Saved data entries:
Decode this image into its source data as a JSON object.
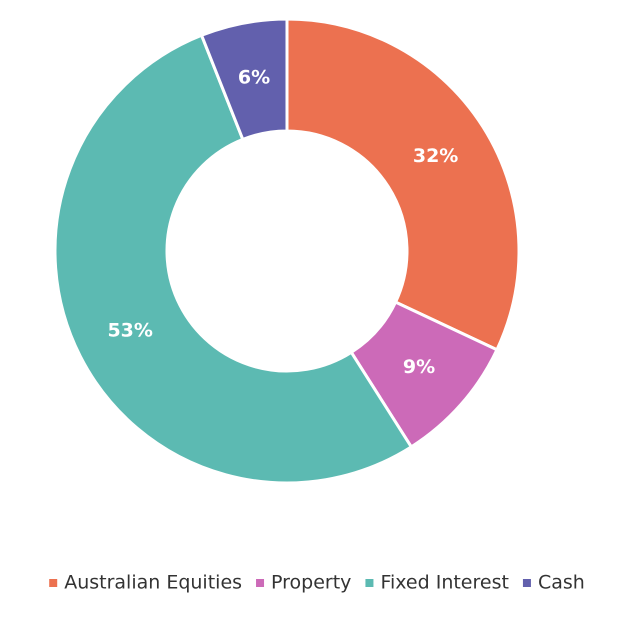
{
  "chart_data": {
    "type": "donut",
    "categories": [
      "Australian Equities",
      "Property",
      "Fixed Interest",
      "Cash"
    ],
    "values": [
      32,
      9,
      53,
      6
    ],
    "value_labels": [
      "32%",
      "9%",
      "53%",
      "6%"
    ],
    "colors": [
      "#ec7150",
      "#cc6ab8",
      "#5cbab2",
      "#6260ad"
    ],
    "legend": "bottom"
  }
}
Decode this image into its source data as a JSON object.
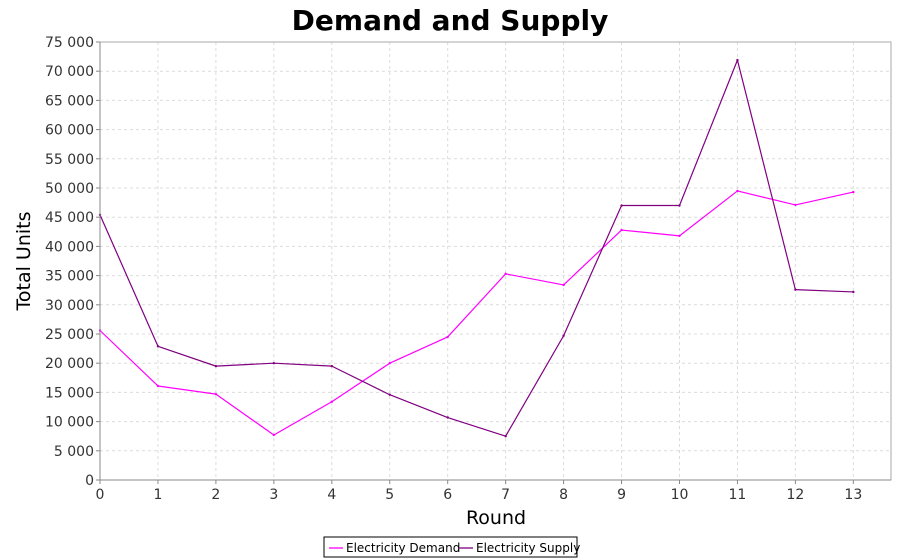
{
  "chart_data": {
    "type": "line",
    "title": "Demand and Supply",
    "xlabel": "Round",
    "ylabel": "Total Units",
    "x": [
      0,
      1,
      2,
      3,
      4,
      5,
      6,
      7,
      8,
      9,
      10,
      11,
      12,
      13
    ],
    "xlim": [
      0,
      13.65
    ],
    "ylim": [
      0,
      75000
    ],
    "y_ticks": [
      0,
      5000,
      10000,
      15000,
      20000,
      25000,
      30000,
      35000,
      40000,
      45000,
      50000,
      55000,
      60000,
      65000,
      70000,
      75000
    ],
    "y_tick_labels": [
      "0",
      "5 000",
      "10 000",
      "15 000",
      "20 000",
      "25 000",
      "30 000",
      "35 000",
      "40 000",
      "45 000",
      "50 000",
      "55 000",
      "60 000",
      "65 000",
      "70 000",
      "75 000"
    ],
    "x_tick_labels": [
      "0",
      "1",
      "2",
      "3",
      "4",
      "5",
      "6",
      "7",
      "8",
      "9",
      "10",
      "11",
      "12",
      "13"
    ],
    "grid": true,
    "legend_position": "bottom-center",
    "series": [
      {
        "name": "Electricity Demand",
        "color": "#ff00ff",
        "values": [
          25600,
          16100,
          14700,
          7700,
          13400,
          20000,
          24500,
          35300,
          33400,
          42800,
          41800,
          49500,
          47100,
          49300
        ]
      },
      {
        "name": "Electricity Supply",
        "color": "#800080",
        "values": [
          45400,
          22900,
          19500,
          20000,
          19500,
          14600,
          10700,
          7500,
          24700,
          47000,
          47000,
          71900,
          32600,
          32200
        ]
      }
    ]
  }
}
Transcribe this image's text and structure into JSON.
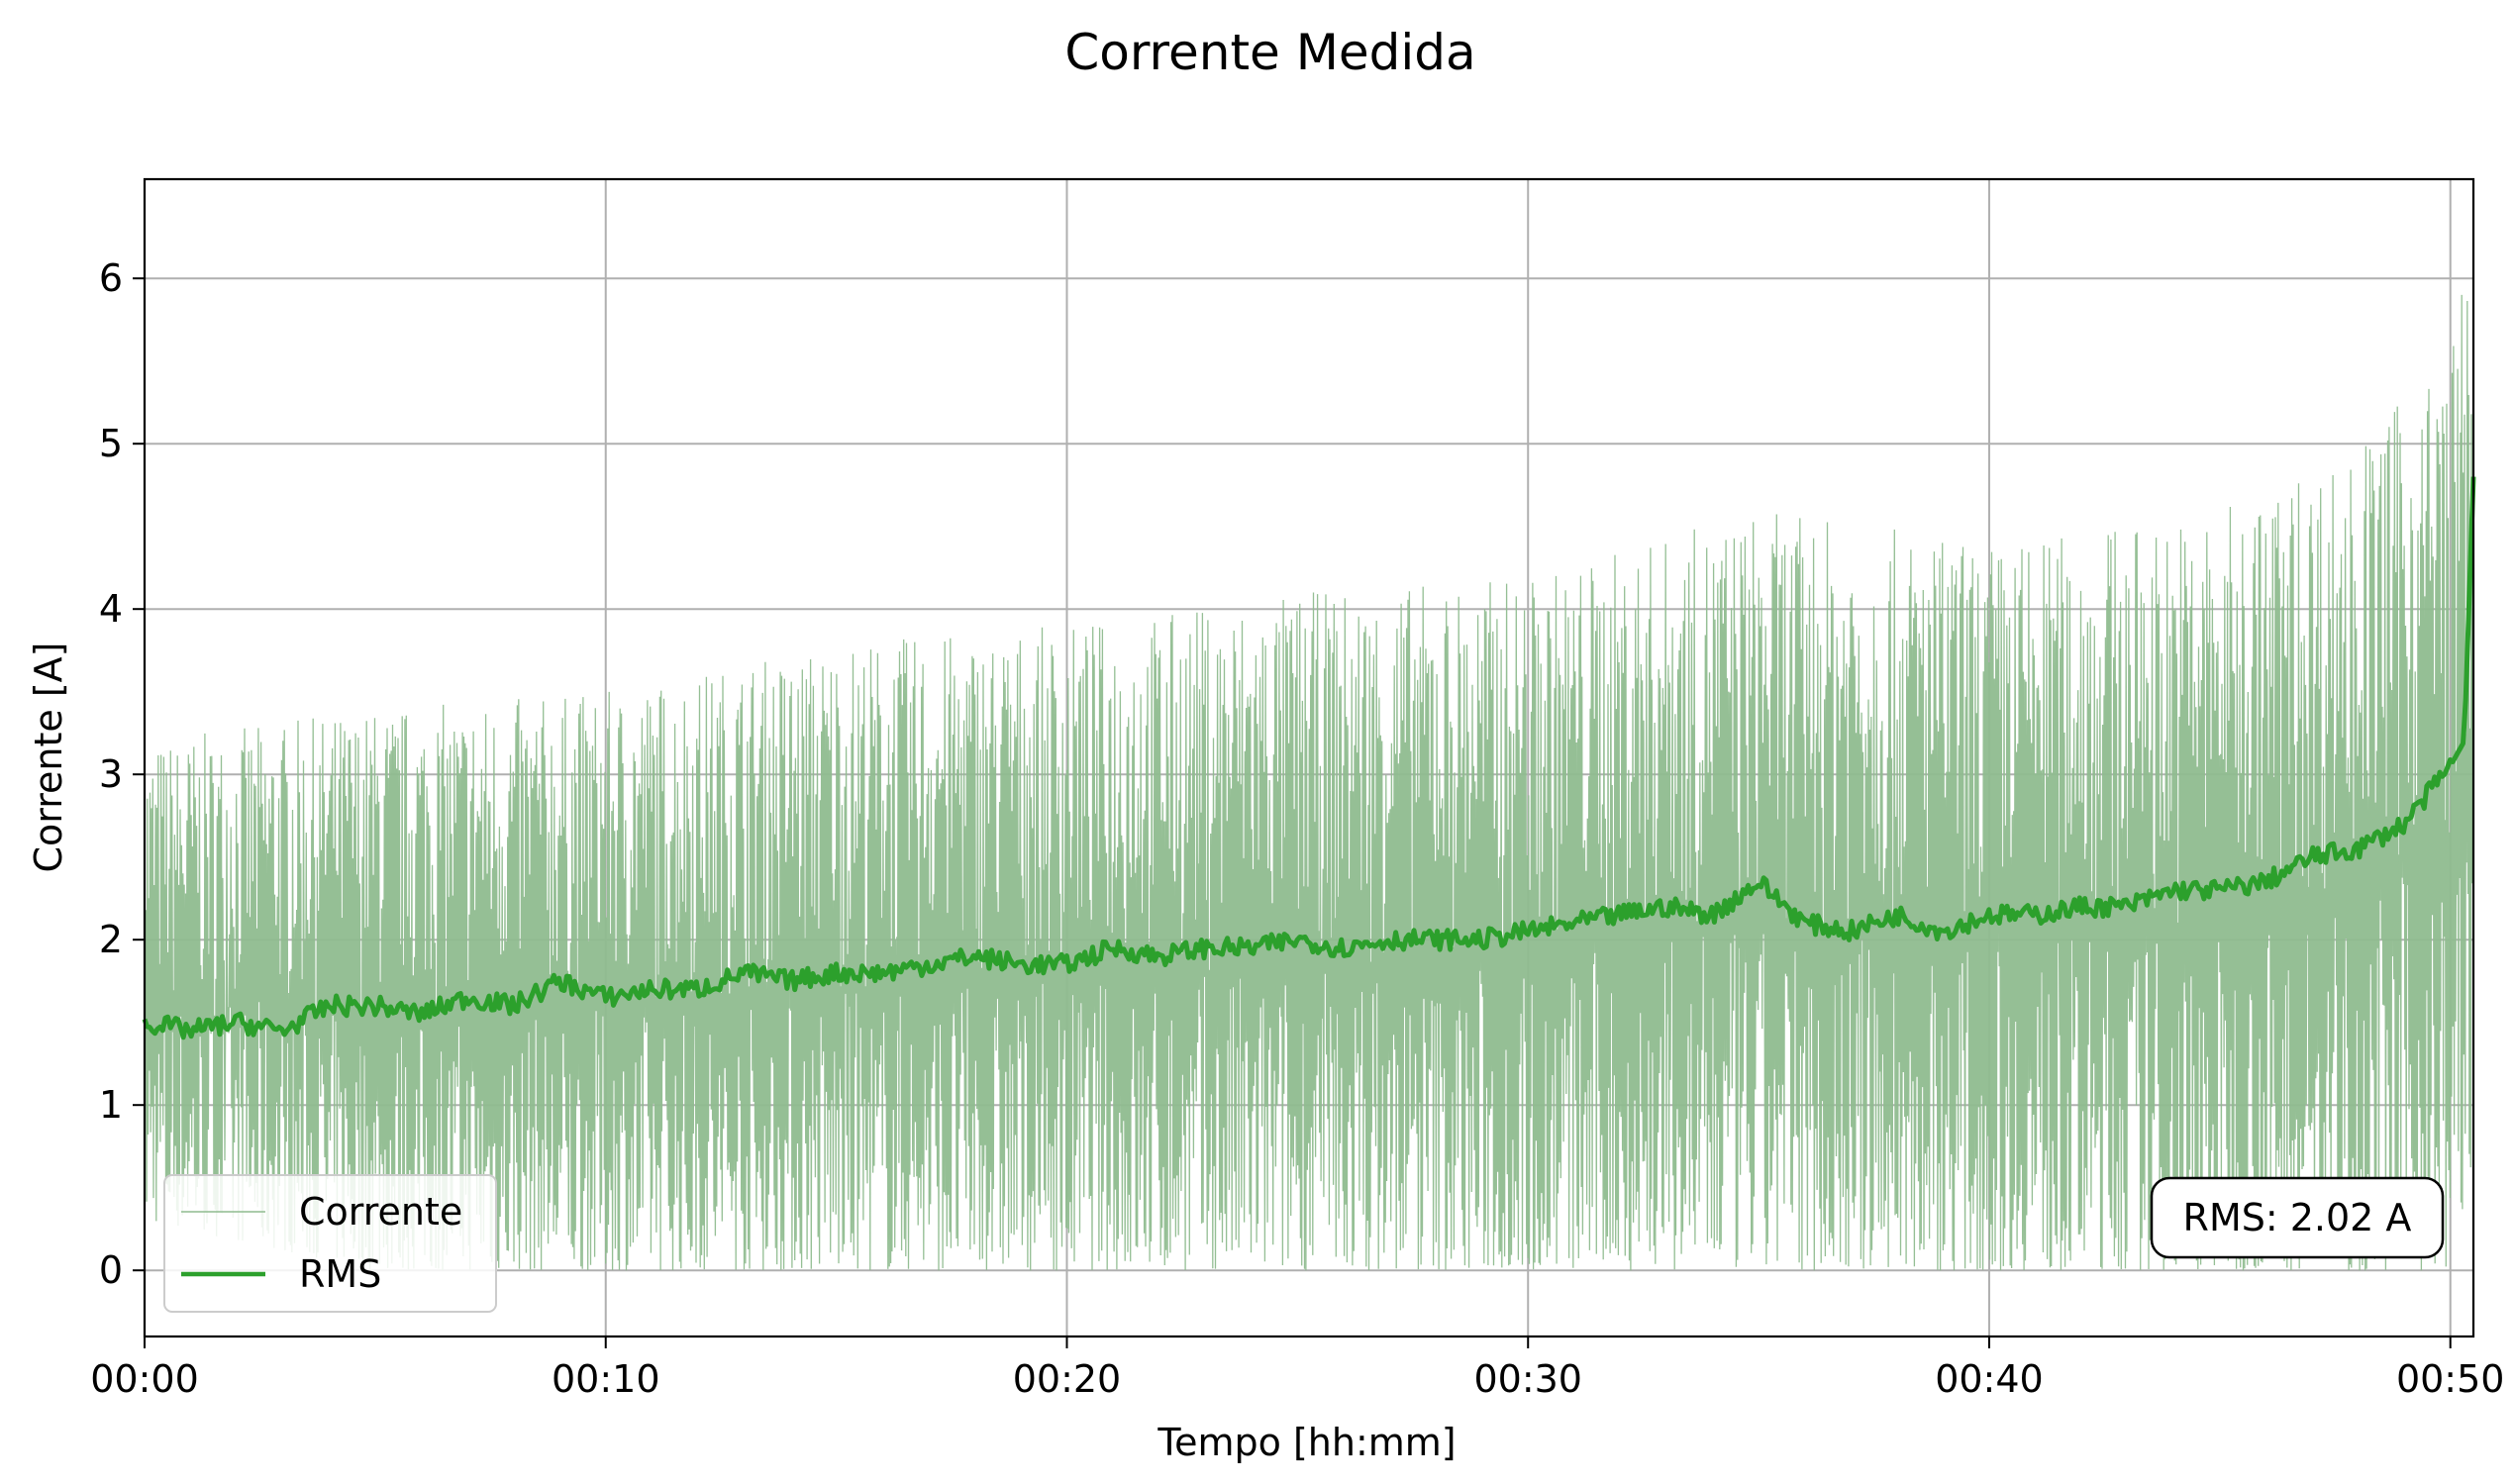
{
  "chart_data": {
    "type": "line",
    "title": "Corrente Medida",
    "xlabel": "Tempo [hh:mm]",
    "ylabel": "Corrente [A]",
    "xlim": [
      0,
      50.5
    ],
    "ylim": [
      -0.4,
      6.6
    ],
    "x_unit": "minutes",
    "x_ticks": [
      {
        "value": 0,
        "label": "00:00"
      },
      {
        "value": 10,
        "label": "00:10"
      },
      {
        "value": 20,
        "label": "00:20"
      },
      {
        "value": 30,
        "label": "00:30"
      },
      {
        "value": 40,
        "label": "00:40"
      },
      {
        "value": 50,
        "label": "00:50"
      }
    ],
    "y_ticks": [
      0,
      1,
      2,
      3,
      4,
      5,
      6
    ],
    "grid": true,
    "legend": {
      "placement": "lower-left",
      "entries": [
        {
          "label": "Corrente",
          "color": "#8fbc8f"
        },
        {
          "label": "RMS",
          "color": "#2ca02c"
        }
      ]
    },
    "annotation": "RMS: 2.02 A",
    "series": [
      {
        "name": "Corrente",
        "color": "#8fbc8f",
        "style": "thin-oscillating",
        "envelope": {
          "x": [
            0,
            5,
            10,
            15,
            20,
            25,
            30,
            35,
            40,
            45,
            48,
            50,
            50.5
          ],
          "peak_high": [
            3.2,
            3.4,
            3.5,
            3.8,
            3.9,
            4.1,
            4.2,
            4.6,
            4.4,
            4.6,
            5.0,
            5.6,
            6.3
          ],
          "peak_low": [
            0.3,
            0.0,
            0.0,
            0.0,
            0.0,
            0.0,
            0.0,
            0.0,
            0.0,
            0.0,
            0.0,
            0.0,
            0.5
          ]
        }
      },
      {
        "name": "RMS",
        "color": "#2ca02c",
        "x": [
          0,
          1,
          2,
          3,
          4,
          5,
          6,
          7,
          8,
          9,
          10,
          11,
          12,
          13,
          14,
          15,
          16,
          17,
          18,
          19,
          20,
          21,
          22,
          23,
          24,
          25,
          26,
          27,
          28,
          29,
          30,
          31,
          32,
          33,
          34,
          35,
          36,
          37,
          38,
          39,
          40,
          41,
          42,
          43,
          44,
          45,
          46,
          47,
          48,
          49,
          50,
          50.3,
          50.5
        ],
        "y": [
          1.5,
          1.45,
          1.5,
          1.45,
          1.6,
          1.6,
          1.55,
          1.65,
          1.6,
          1.75,
          1.65,
          1.7,
          1.7,
          1.8,
          1.75,
          1.8,
          1.8,
          1.85,
          1.9,
          1.85,
          1.85,
          1.95,
          1.9,
          1.95,
          1.95,
          2.0,
          1.95,
          2.0,
          2.0,
          2.0,
          2.05,
          2.1,
          2.15,
          2.2,
          2.15,
          2.35,
          2.1,
          2.05,
          2.15,
          2.05,
          2.15,
          2.15,
          2.2,
          2.2,
          2.3,
          2.3,
          2.35,
          2.5,
          2.55,
          2.7,
          3.05,
          3.2,
          4.8
        ]
      }
    ]
  }
}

WHAT TO WORK ON: Pull out all lines from the listing that contain the string "Corrente".

RESULT OF THIS EXERCISE:
    "title": "Corrente Medida",
    "ylabel": "Corrente [A]",
          "label": "Corrente",
        "name": "Corrente",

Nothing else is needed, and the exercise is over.